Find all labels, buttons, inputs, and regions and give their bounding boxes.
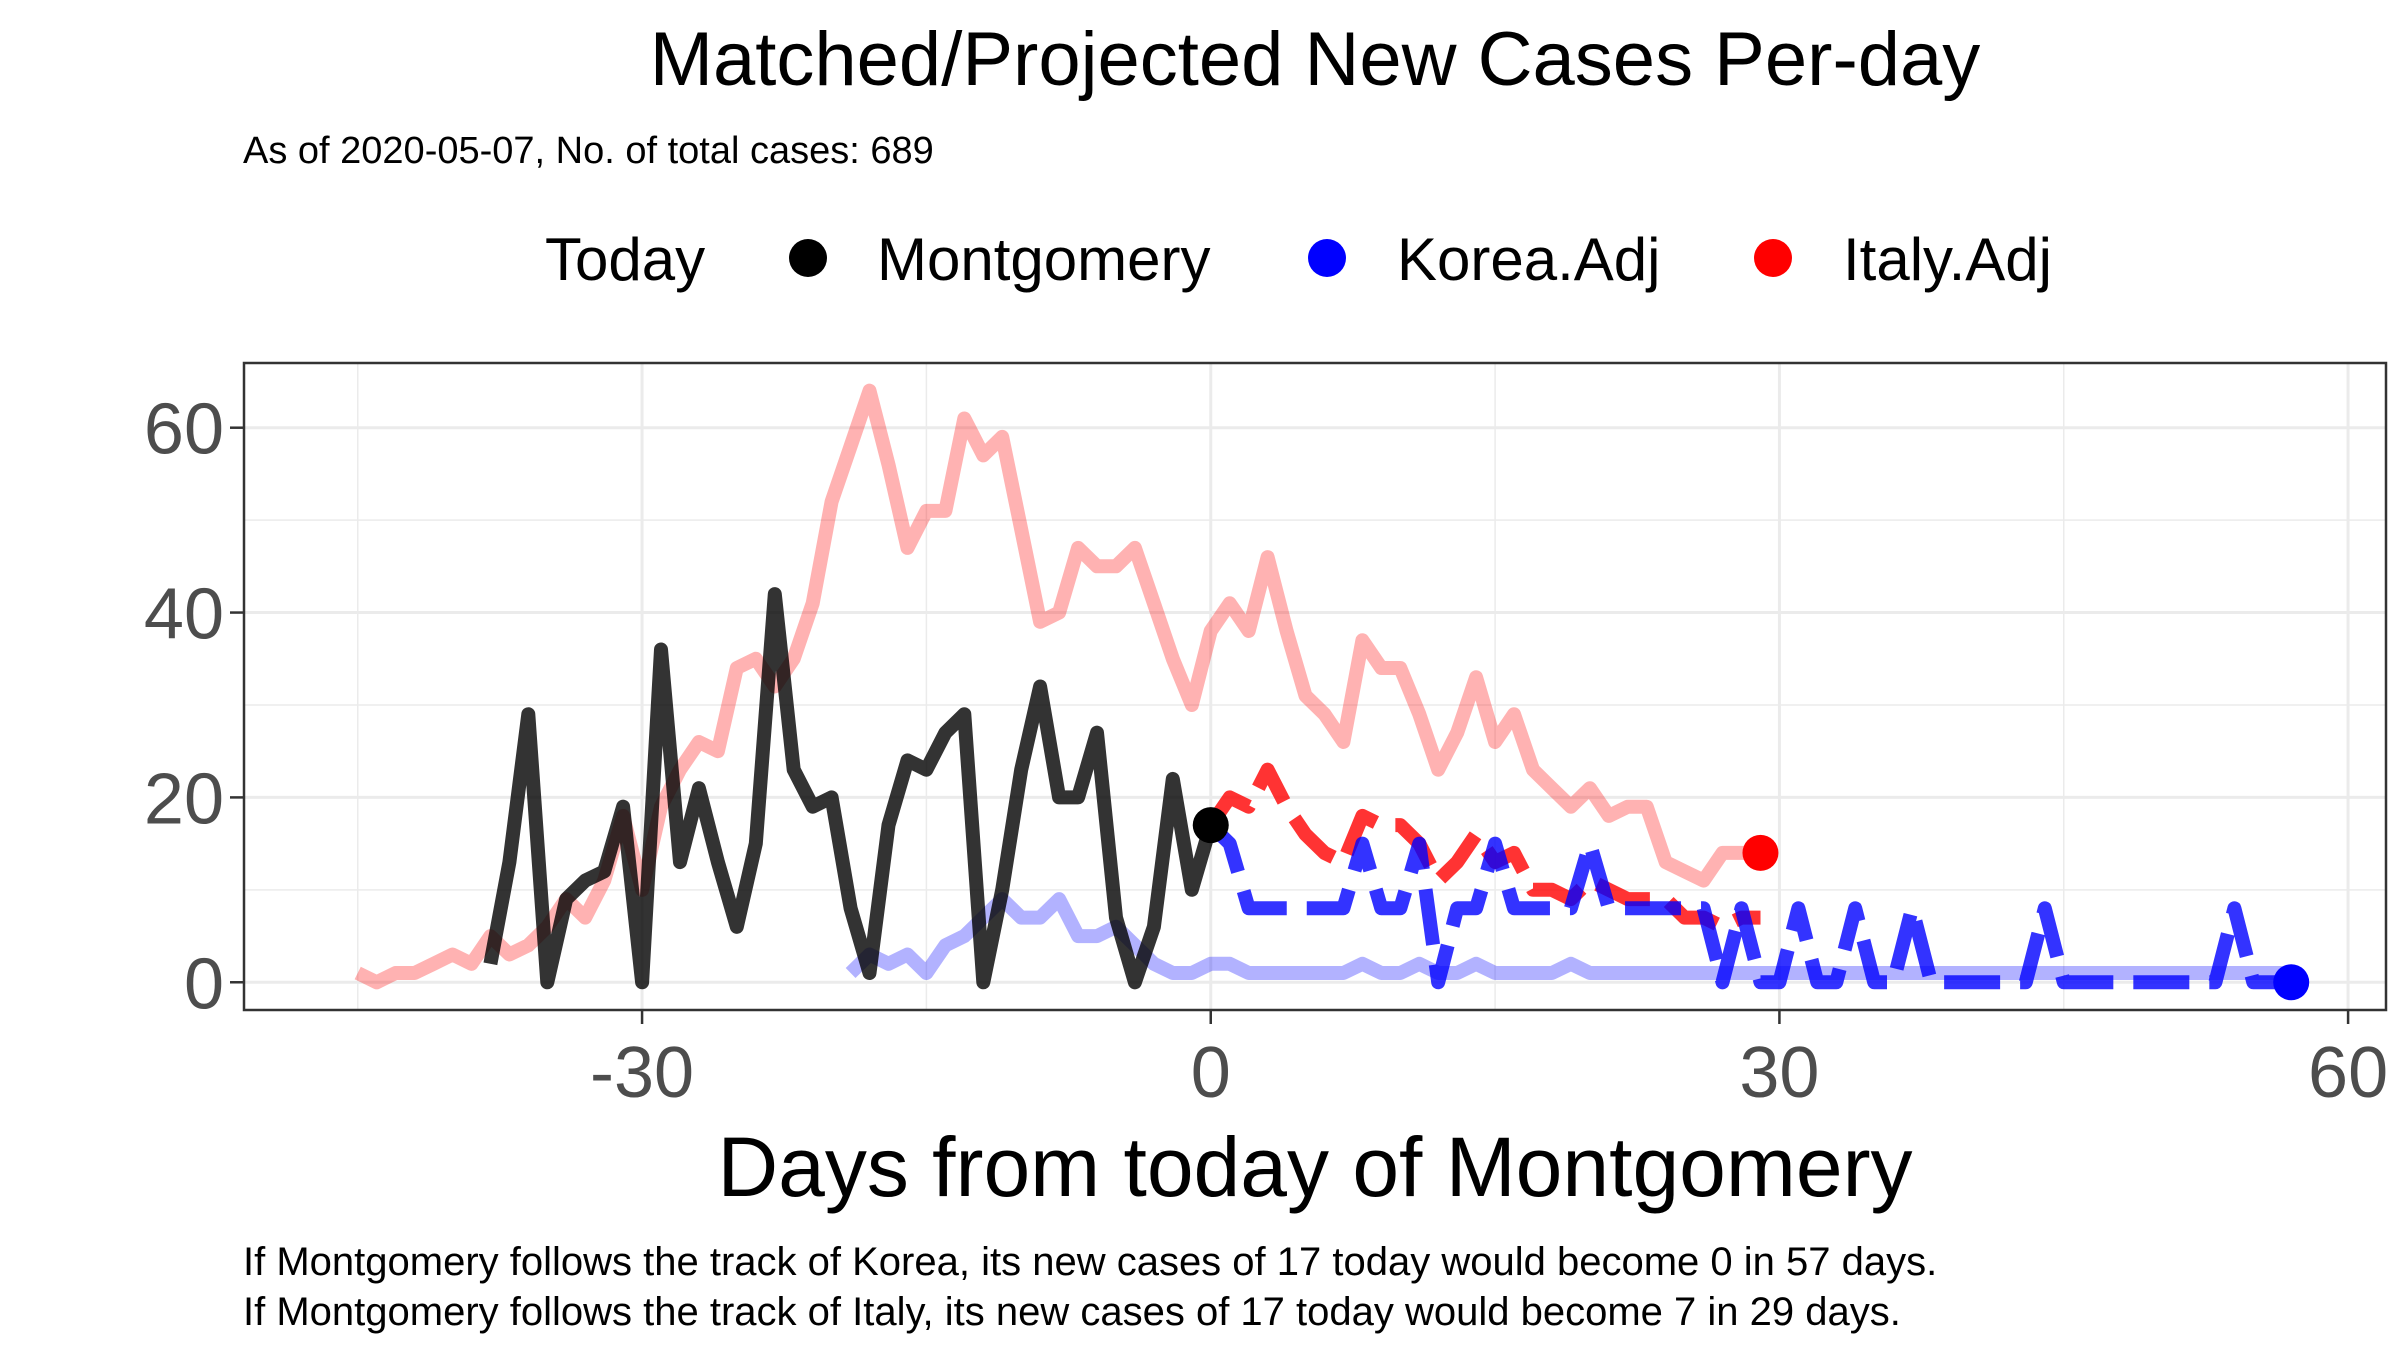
————————
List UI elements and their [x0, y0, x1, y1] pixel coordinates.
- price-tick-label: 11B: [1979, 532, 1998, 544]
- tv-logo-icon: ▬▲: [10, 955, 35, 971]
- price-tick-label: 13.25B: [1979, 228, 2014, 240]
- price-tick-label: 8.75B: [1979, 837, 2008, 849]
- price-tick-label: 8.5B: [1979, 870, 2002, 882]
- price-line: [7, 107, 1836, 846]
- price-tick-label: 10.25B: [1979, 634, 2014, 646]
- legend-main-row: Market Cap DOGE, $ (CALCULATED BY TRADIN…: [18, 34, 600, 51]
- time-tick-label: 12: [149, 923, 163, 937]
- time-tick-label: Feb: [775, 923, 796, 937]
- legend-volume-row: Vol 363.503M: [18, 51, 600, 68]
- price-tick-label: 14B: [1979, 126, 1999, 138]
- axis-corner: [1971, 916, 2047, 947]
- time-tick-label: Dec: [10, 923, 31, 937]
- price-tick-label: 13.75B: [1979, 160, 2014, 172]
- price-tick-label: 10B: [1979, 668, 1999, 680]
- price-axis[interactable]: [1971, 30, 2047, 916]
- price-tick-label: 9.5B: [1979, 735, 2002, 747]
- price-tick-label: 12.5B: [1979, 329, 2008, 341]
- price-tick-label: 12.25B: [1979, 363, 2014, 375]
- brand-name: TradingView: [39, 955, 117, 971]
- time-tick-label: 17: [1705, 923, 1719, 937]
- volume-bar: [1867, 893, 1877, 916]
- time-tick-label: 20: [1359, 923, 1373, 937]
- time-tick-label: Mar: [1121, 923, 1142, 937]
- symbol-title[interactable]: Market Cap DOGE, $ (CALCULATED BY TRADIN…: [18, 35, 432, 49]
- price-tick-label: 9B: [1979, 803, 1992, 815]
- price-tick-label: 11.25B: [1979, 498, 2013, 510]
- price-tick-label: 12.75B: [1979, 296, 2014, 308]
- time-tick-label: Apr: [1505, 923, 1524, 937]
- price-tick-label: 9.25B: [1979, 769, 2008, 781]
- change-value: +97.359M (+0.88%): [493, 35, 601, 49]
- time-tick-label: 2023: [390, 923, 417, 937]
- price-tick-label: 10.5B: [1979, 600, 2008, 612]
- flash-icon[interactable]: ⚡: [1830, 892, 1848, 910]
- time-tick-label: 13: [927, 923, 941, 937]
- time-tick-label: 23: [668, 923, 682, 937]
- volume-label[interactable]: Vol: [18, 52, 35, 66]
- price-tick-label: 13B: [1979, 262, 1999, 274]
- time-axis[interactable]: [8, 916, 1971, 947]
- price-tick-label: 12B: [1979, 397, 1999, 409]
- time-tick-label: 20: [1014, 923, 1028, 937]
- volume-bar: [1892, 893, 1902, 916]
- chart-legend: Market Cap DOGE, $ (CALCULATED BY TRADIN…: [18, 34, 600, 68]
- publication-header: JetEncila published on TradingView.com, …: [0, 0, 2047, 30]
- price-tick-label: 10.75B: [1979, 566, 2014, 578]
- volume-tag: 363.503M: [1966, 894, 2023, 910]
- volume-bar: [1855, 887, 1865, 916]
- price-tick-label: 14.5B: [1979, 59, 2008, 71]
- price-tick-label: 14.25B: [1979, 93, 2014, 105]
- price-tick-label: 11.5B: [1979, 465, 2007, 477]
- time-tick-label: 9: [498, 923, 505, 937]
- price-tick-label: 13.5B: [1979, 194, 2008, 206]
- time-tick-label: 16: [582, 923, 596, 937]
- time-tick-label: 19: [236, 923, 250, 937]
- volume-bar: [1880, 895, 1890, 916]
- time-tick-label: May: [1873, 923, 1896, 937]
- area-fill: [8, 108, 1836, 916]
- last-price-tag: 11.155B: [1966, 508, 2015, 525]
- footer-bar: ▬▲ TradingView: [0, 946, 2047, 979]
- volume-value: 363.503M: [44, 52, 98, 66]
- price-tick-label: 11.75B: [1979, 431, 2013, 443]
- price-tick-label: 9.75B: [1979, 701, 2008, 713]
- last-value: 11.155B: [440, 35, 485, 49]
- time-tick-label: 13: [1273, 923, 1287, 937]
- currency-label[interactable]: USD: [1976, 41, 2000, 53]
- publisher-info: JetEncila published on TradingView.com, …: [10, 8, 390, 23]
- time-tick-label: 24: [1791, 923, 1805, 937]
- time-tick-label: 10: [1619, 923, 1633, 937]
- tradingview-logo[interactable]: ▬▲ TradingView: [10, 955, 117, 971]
————————
#### Stated problem:
Rename "price-tick-label" to "price-axis-label" in the stretch of the records from the line containing "List UI elements" through the line containing "- price-tick-label: 10.25B: [1979, 634, 2014, 646]", keeping everything else the same, and give back only those lines.

#### Exercise response:
List UI elements and their [x0, y0, x1, y1] pixel coordinates.
- price-axis-label: 11B: [1979, 532, 1998, 544]
- tv-logo-icon: ▬▲: [10, 955, 35, 971]
- price-axis-label: 13.25B: [1979, 228, 2014, 240]
- price-axis-label: 8.75B: [1979, 837, 2008, 849]
- price-axis-label: 8.5B: [1979, 870, 2002, 882]
- price-line: [7, 107, 1836, 846]
- price-axis-label: 10.25B: [1979, 634, 2014, 646]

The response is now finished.